◆ Exercise data

--- start ---

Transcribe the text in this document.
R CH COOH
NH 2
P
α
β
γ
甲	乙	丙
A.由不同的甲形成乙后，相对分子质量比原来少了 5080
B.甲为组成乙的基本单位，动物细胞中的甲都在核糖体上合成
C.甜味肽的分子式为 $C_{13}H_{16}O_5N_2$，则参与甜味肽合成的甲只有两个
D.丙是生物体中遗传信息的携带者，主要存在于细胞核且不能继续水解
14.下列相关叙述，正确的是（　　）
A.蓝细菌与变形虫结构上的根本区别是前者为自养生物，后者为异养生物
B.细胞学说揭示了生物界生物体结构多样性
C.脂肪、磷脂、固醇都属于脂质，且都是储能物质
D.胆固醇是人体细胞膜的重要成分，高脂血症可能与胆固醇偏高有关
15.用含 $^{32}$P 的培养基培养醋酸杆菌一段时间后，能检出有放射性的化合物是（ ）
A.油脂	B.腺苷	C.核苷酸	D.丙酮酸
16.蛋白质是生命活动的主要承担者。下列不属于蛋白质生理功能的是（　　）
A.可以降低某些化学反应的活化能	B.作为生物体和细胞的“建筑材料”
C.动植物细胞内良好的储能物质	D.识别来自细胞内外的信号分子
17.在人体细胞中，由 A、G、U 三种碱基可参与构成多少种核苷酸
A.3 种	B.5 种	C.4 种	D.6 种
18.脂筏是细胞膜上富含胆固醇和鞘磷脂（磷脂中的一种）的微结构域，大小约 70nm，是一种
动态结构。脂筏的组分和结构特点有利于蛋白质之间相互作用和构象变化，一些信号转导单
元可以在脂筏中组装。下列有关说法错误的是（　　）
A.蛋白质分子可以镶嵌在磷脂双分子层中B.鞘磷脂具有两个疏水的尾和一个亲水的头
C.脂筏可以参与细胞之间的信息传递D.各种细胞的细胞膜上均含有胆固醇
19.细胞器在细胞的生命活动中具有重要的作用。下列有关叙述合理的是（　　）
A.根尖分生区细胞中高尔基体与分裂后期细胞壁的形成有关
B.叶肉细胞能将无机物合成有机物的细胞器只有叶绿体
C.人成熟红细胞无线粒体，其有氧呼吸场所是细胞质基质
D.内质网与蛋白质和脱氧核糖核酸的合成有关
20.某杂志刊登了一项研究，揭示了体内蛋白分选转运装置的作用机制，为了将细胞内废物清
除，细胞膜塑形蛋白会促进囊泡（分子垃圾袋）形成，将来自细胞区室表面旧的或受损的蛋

--- end ---

◆ Your instructions
Quote each line of the listing above exactly.

◆ Finished exercise
Transcribe the text in this document.
R CH COOH
NH 2
P
α
β
γ
甲	乙	丙
A.由不同的甲形成乙后，相对分子质量比原来少了 5080
B.甲为组成乙的基本单位，动物细胞中的甲都在核糖体上合成
C.甜味肽的分子式为 $C_{13}H_{16}O_5N_2$，则参与甜味肽合成的甲只有两个
D.丙是生物体中遗传信息的携带者，主要存在于细胞核且不能继续水解
14.下列相关叙述，正确的是（　　）
A.蓝细菌与变形虫结构上的根本区别是前者为自养生物，后者为异养生物
B.细胞学说揭示了生物界生物体结构多样性
C.脂肪、磷脂、固醇都属于脂质，且都是储能物质
D.胆固醇是人体细胞膜的重要成分，高脂血症可能与胆固醇偏高有关
15.用含 $^{32}$P 的培养基培养醋酸杆菌一段时间后，能检出有放射性的化合物是（ ）
A.油脂	B.腺苷	C.核苷酸	D.丙酮酸
16.蛋白质是生命活动的主要承担者。下列不属于蛋白质生理功能的是（　　）
A.可以降低某些化学反应的活化能	B.作为生物体和细胞的“建筑材料”
C.动植物细胞内良好的储能物质	D.识别来自细胞内外的信号分子
17.在人体细胞中，由 A、G、U 三种碱基可参与构成多少种核苷酸
A.3 种	B.5 种	C.4 种	D.6 种
18.脂筏是细胞膜上富含胆固醇和鞘磷脂（磷脂中的一种）的微结构域，大小约 70nm，是一种
动态结构。脂筏的组分和结构特点有利于蛋白质之间相互作用和构象变化，一些信号转导单
元可以在脂筏中组装。下列有关说法错误的是（　　）
A.蛋白质分子可以镶嵌在磷脂双分子层中B.鞘磷脂具有两个疏水的尾和一个亲水的头
C.脂筏可以参与细胞之间的信息传递D.各种细胞的细胞膜上均含有胆固醇
19.细胞器在细胞的生命活动中具有重要的作用。下列有关叙述合理的是（　　）
A.根尖分生区细胞中高尔基体与分裂后期细胞壁的形成有关
B.叶肉细胞能将无机物合成有机物的细胞器只有叶绿体
C.人成熟红细胞无线粒体，其有氧呼吸场所是细胞质基质
D.内质网与蛋白质和脱氧核糖核酸的合成有关
20.某杂志刊登了一项研究，揭示了体内蛋白分选转运装置的作用机制，为了将细胞内废物清
除，细胞膜塑形蛋白会促进囊泡（分子垃圾袋）形成，将来自细胞区室表面旧的或受损的蛋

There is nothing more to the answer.